• _Material_
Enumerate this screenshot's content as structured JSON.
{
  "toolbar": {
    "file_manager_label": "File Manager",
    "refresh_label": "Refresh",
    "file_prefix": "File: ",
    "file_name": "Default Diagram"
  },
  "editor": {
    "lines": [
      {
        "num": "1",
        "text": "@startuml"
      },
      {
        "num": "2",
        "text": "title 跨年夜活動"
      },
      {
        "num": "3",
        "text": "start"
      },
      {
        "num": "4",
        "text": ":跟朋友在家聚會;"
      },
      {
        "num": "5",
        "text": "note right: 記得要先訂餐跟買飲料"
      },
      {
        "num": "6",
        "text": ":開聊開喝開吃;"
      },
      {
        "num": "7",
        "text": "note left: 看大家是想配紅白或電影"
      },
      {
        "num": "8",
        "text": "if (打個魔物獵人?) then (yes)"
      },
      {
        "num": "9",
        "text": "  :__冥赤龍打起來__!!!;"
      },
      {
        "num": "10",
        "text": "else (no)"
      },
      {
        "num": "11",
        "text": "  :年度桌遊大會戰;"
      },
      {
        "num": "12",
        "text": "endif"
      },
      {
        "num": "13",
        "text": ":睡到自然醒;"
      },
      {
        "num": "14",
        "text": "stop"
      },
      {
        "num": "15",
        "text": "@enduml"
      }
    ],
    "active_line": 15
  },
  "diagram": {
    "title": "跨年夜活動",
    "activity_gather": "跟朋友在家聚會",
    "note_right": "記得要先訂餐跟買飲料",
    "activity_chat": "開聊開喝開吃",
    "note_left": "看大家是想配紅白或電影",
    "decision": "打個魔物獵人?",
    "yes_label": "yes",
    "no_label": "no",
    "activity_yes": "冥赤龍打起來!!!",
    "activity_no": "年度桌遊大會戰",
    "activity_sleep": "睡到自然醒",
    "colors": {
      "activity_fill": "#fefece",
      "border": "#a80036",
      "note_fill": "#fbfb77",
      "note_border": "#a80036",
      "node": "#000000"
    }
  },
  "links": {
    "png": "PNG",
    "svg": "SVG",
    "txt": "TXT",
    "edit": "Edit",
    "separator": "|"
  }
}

• _Aim of the exercise_
Write out the entries above once more, without altering anything.

• _Exercise solution_
Enumerate this screenshot's content as structured JSON.
{
  "toolbar": {
    "file_manager_label": "File Manager",
    "refresh_label": "Refresh",
    "file_prefix": "File: ",
    "file_name": "Default Diagram"
  },
  "editor": {
    "lines": [
      {
        "num": "1",
        "text": "@startuml"
      },
      {
        "num": "2",
        "text": "title 跨年夜活動"
      },
      {
        "num": "3",
        "text": "start"
      },
      {
        "num": "4",
        "text": ":跟朋友在家聚會;"
      },
      {
        "num": "5",
        "text": "note right: 記得要先訂餐跟買飲料"
      },
      {
        "num": "6",
        "text": ":開聊開喝開吃;"
      },
      {
        "num": "7",
        "text": "note left: 看大家是想配紅白或電影"
      },
      {
        "num": "8",
        "text": "if (打個魔物獵人?) then (yes)"
      },
      {
        "num": "9",
        "text": "  :__冥赤龍打起來__!!!;"
      },
      {
        "num": "10",
        "text": "else (no)"
      },
      {
        "num": "11",
        "text": "  :年度桌遊大會戰;"
      },
      {
        "num": "12",
        "text": "endif"
      },
      {
        "num": "13",
        "text": ":睡到自然醒;"
      },
      {
        "num": "14",
        "text": "stop"
      },
      {
        "num": "15",
        "text": "@enduml"
      }
    ],
    "active_line": 15
  },
  "diagram": {
    "title": "跨年夜活動",
    "activity_gather": "跟朋友在家聚會",
    "note_right": "記得要先訂餐跟買飲料",
    "activity_chat": "開聊開喝開吃",
    "note_left": "看大家是想配紅白或電影",
    "decision": "打個魔物獵人?",
    "yes_label": "yes",
    "no_label": "no",
    "activity_yes": "冥赤龍打起來!!!",
    "activity_no": "年度桌遊大會戰",
    "activity_sleep": "睡到自然醒",
    "colors": {
      "activity_fill": "#fefece",
      "border": "#a80036",
      "note_fill": "#fbfb77",
      "note_border": "#a80036",
      "node": "#000000"
    }
  },
  "links": {
    "png": "PNG",
    "svg": "SVG",
    "txt": "TXT",
    "edit": "Edit",
    "separator": "|"
  }
}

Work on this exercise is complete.